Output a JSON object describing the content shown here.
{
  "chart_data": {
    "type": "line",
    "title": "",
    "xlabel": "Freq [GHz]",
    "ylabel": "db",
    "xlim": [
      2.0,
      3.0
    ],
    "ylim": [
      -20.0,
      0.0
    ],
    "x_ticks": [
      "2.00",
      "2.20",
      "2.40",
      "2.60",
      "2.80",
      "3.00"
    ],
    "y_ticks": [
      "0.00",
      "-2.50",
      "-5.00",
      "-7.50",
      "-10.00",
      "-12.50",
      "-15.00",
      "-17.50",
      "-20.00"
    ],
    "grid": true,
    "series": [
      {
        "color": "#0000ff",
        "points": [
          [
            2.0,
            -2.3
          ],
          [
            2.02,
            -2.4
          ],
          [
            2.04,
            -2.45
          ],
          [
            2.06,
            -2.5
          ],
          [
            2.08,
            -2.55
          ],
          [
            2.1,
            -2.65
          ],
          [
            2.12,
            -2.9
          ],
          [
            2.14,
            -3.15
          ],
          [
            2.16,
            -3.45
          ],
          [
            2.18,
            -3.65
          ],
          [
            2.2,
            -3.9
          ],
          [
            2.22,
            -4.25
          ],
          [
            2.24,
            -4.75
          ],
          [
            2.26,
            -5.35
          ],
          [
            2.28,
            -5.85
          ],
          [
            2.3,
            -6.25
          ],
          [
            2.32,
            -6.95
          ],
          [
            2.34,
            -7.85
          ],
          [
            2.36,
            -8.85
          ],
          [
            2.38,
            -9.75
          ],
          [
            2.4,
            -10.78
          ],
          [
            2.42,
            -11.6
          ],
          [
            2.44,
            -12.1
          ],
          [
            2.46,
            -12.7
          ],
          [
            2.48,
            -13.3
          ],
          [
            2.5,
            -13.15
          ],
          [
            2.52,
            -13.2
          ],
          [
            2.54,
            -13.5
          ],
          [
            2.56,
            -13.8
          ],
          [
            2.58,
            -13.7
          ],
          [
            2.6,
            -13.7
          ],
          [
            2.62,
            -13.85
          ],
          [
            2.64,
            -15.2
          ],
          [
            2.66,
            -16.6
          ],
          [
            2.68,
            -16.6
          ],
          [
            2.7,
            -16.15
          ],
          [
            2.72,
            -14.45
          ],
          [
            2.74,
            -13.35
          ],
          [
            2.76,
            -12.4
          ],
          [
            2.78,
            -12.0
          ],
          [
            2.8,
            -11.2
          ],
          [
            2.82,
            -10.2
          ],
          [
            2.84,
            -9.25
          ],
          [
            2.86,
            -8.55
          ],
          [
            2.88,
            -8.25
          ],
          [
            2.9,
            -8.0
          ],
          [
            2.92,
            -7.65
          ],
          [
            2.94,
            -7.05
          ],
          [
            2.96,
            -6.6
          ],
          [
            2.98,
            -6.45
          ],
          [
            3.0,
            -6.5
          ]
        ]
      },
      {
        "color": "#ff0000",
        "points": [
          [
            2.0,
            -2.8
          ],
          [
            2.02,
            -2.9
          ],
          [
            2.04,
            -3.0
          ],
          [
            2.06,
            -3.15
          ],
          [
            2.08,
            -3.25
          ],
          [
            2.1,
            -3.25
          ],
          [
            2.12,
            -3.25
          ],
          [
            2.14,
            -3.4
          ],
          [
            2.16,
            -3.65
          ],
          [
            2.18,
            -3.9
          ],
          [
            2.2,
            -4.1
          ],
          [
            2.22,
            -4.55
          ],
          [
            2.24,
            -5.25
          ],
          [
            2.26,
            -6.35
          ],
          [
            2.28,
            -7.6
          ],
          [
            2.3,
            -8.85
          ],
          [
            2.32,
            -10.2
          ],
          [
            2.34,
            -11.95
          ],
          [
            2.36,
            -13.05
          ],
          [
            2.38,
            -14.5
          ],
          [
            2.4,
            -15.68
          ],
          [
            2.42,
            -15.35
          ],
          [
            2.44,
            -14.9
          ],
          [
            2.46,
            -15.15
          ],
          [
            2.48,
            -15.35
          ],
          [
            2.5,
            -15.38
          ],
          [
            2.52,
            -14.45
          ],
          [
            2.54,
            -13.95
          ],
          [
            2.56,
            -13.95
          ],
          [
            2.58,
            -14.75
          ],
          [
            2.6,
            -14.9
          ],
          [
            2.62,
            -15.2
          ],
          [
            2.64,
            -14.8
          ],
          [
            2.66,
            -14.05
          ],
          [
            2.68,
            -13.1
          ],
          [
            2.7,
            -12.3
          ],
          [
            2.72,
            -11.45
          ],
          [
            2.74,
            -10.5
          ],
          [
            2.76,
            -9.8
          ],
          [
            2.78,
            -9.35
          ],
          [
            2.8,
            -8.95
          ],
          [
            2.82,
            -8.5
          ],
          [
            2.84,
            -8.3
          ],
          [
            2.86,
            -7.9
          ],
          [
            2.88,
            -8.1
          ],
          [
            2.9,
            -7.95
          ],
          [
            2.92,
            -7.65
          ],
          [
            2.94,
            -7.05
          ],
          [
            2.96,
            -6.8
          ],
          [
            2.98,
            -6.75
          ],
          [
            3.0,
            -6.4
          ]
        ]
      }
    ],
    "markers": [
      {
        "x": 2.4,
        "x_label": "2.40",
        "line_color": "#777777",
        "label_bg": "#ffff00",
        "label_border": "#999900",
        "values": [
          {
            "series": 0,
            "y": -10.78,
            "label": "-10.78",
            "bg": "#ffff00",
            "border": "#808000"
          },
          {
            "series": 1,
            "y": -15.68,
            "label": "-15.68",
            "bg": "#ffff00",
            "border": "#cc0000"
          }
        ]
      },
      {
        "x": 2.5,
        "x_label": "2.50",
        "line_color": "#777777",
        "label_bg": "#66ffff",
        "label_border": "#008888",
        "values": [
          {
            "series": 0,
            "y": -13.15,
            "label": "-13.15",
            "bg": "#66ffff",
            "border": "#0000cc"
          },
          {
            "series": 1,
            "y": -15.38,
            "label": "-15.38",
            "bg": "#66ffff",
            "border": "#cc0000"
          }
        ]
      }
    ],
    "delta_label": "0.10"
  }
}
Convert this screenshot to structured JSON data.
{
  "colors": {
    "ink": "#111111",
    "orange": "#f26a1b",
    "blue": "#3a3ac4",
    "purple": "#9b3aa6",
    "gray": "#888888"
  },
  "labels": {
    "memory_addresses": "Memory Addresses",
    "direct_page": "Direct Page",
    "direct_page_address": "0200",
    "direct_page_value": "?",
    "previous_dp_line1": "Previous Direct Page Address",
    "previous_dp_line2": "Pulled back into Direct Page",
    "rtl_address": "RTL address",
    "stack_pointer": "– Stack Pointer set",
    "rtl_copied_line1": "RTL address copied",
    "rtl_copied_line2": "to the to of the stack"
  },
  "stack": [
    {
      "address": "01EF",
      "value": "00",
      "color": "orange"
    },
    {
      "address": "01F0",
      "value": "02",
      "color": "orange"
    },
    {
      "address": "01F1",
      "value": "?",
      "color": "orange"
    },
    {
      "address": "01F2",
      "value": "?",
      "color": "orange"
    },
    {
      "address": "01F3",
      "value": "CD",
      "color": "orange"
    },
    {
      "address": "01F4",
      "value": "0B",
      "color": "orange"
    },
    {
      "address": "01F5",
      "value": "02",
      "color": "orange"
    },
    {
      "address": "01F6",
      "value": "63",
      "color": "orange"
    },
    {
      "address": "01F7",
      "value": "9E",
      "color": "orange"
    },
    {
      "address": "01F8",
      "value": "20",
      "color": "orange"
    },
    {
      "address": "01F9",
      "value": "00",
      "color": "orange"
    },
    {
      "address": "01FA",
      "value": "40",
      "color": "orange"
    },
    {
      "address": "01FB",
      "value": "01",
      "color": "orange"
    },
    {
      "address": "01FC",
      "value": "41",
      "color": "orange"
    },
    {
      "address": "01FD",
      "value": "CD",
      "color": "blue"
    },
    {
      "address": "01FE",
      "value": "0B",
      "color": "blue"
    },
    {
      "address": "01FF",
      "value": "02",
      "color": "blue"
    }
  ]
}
----------------------------------------
* **The exercise**:
Starting with the line that contains "Convert this screenshot", repeat each line through the last one exactly as it appears. Include both ends and nothing more.

* **Exercise output**:
Convert this screenshot to structured JSON data.
{
  "colors": {
    "ink": "#111111",
    "orange": "#f26a1b",
    "blue": "#3a3ac4",
    "purple": "#9b3aa6",
    "gray": "#888888"
  },
  "labels": {
    "memory_addresses": "Memory Addresses",
    "direct_page": "Direct Page",
    "direct_page_address": "0200",
    "direct_page_value": "?",
    "previous_dp_line1": "Previous Direct Page Address",
    "previous_dp_line2": "Pulled back into Direct Page",
    "rtl_address": "RTL address",
    "stack_pointer": "– Stack Pointer set",
    "rtl_copied_line1": "RTL address copied",
    "rtl_copied_line2": "to the to of the stack"
  },
  "stack": [
    {
      "address": "01EF",
      "value": "00",
      "color": "orange"
    },
    {
      "address": "01F0",
      "value": "02",
      "color": "orange"
    },
    {
      "address": "01F1",
      "value": "?",
      "color": "orange"
    },
    {
      "address": "01F2",
      "value": "?",
      "color": "orange"
    },
    {
      "address": "01F3",
      "value": "CD",
      "color": "orange"
    },
    {
      "address": "01F4",
      "value": "0B",
      "color": "orange"
    },
    {
      "address": "01F5",
      "value": "02",
      "color": "orange"
    },
    {
      "address": "01F6",
      "value": "63",
      "color": "orange"
    },
    {
      "address": "01F7",
      "value": "9E",
      "color": "orange"
    },
    {
      "address": "01F8",
      "value": "20",
      "color": "orange"
    },
    {
      "address": "01F9",
      "value": "00",
      "color": "orange"
    },
    {
      "address": "01FA",
      "value": "40",
      "color": "orange"
    },
    {
      "address": "01FB",
      "value": "01",
      "color": "orange"
    },
    {
      "address": "01FC",
      "value": "41",
      "color": "orange"
    },
    {
      "address": "01FD",
      "value": "CD",
      "color": "blue"
    },
    {
      "address": "01FE",
      "value": "0B",
      "color": "blue"
    },
    {
      "address": "01FF",
      "value": "02",
      "color": "blue"
    }
  ]
}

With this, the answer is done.